Exercise objective: Transcribe each line exactly.

Task input:
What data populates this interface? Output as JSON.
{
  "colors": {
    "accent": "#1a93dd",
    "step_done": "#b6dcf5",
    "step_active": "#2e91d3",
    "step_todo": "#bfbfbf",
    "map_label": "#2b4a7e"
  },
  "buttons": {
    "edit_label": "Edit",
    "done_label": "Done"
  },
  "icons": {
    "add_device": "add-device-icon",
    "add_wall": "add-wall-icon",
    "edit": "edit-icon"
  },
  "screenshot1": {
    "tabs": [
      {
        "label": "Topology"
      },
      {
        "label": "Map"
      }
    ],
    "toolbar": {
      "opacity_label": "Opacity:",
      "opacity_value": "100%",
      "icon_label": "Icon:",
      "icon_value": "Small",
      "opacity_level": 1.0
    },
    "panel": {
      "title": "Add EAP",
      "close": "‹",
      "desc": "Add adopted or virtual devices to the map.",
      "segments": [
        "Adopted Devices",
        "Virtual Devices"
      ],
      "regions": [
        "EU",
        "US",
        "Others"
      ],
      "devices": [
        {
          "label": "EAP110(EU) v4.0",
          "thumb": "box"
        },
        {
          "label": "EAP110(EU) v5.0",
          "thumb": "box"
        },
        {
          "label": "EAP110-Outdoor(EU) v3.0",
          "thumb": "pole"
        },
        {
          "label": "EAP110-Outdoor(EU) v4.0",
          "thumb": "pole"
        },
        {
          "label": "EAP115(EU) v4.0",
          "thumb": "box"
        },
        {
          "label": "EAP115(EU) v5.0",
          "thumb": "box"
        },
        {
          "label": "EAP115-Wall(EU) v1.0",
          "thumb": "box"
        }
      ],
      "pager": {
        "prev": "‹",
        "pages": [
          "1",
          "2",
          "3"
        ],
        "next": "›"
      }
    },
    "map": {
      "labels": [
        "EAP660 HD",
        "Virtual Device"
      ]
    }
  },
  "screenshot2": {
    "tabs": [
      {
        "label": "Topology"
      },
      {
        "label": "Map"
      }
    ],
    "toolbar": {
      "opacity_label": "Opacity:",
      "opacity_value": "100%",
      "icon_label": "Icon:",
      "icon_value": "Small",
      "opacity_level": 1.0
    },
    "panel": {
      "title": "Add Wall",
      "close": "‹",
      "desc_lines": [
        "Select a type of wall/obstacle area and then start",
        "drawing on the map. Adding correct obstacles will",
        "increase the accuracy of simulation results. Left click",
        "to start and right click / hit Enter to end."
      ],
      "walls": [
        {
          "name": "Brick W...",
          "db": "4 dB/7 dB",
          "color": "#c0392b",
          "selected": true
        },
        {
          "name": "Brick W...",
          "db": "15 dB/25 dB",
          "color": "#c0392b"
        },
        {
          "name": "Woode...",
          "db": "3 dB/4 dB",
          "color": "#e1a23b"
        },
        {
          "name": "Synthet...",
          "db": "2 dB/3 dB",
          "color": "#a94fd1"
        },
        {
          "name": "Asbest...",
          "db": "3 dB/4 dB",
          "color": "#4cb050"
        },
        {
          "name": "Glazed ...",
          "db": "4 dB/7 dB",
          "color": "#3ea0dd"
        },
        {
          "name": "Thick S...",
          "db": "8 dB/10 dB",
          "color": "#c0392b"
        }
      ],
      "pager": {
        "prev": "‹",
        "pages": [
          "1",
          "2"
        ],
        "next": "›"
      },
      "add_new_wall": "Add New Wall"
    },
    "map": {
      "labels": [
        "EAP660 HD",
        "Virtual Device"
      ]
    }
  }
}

Answer for the task:
What data populates this interface? Output as JSON.
{
  "colors": {
    "accent": "#1a93dd",
    "step_done": "#b6dcf5",
    "step_active": "#2e91d3",
    "step_todo": "#bfbfbf",
    "map_label": "#2b4a7e"
  },
  "buttons": {
    "edit_label": "Edit",
    "done_label": "Done"
  },
  "icons": {
    "add_device": "add-device-icon",
    "add_wall": "add-wall-icon",
    "edit": "edit-icon"
  },
  "screenshot1": {
    "tabs": [
      {
        "label": "Topology"
      },
      {
        "label": "Map"
      }
    ],
    "toolbar": {
      "opacity_label": "Opacity:",
      "opacity_value": "100%",
      "icon_label": "Icon:",
      "icon_value": "Small",
      "opacity_level": 1.0
    },
    "panel": {
      "title": "Add EAP",
      "close": "‹",
      "desc": "Add adopted or virtual devices to the map.",
      "segments": [
        "Adopted Devices",
        "Virtual Devices"
      ],
      "regions": [
        "EU",
        "US",
        "Others"
      ],
      "devices": [
        {
          "label": "EAP110(EU) v4.0",
          "thumb": "box"
        },
        {
          "label": "EAP110(EU) v5.0",
          "thumb": "box"
        },
        {
          "label": "EAP110-Outdoor(EU) v3.0",
          "thumb": "pole"
        },
        {
          "label": "EAP110-Outdoor(EU) v4.0",
          "thumb": "pole"
        },
        {
          "label": "EAP115(EU) v4.0",
          "thumb": "box"
        },
        {
          "label": "EAP115(EU) v5.0",
          "thumb": "box"
        },
        {
          "label": "EAP115-Wall(EU) v1.0",
          "thumb": "box"
        }
      ],
      "pager": {
        "prev": "‹",
        "pages": [
          "1",
          "2",
          "3"
        ],
        "next": "›"
      }
    },
    "map": {
      "labels": [
        "EAP660 HD",
        "Virtual Device"
      ]
    }
  },
  "screenshot2": {
    "tabs": [
      {
        "label": "Topology"
      },
      {
        "label": "Map"
      }
    ],
    "toolbar": {
      "opacity_label": "Opacity:",
      "opacity_value": "100%",
      "icon_label": "Icon:",
      "icon_value": "Small",
      "opacity_level": 1.0
    },
    "panel": {
      "title": "Add Wall",
      "close": "‹",
      "desc_lines": [
        "Select a type of wall/obstacle area and then start",
        "drawing on the map. Adding correct obstacles will",
        "increase the accuracy of simulation results. Left click",
        "to start and right click / hit Enter to end."
      ],
      "walls": [
        {
          "name": "Brick W...",
          "db": "4 dB/7 dB",
          "color": "#c0392b",
          "selected": true
        },
        {
          "name": "Brick W...",
          "db": "15 dB/25 dB",
          "color": "#c0392b"
        },
        {
          "name": "Woode...",
          "db": "3 dB/4 dB",
          "color": "#e1a23b"
        },
        {
          "name": "Synthet...",
          "db": "2 dB/3 dB",
          "color": "#a94fd1"
        },
        {
          "name": "Asbest...",
          "db": "3 dB/4 dB",
          "color": "#4cb050"
        },
        {
          "name": "Glazed ...",
          "db": "4 dB/7 dB",
          "color": "#3ea0dd"
        },
        {
          "name": "Thick S...",
          "db": "8 dB/10 dB",
          "color": "#c0392b"
        }
      ],
      "pager": {
        "prev": "‹",
        "pages": [
          "1",
          "2"
        ],
        "next": "›"
      },
      "add_new_wall": "Add New Wall"
    },
    "map": {
      "labels": [
        "EAP660 HD",
        "Virtual Device"
      ]
    }
  }
}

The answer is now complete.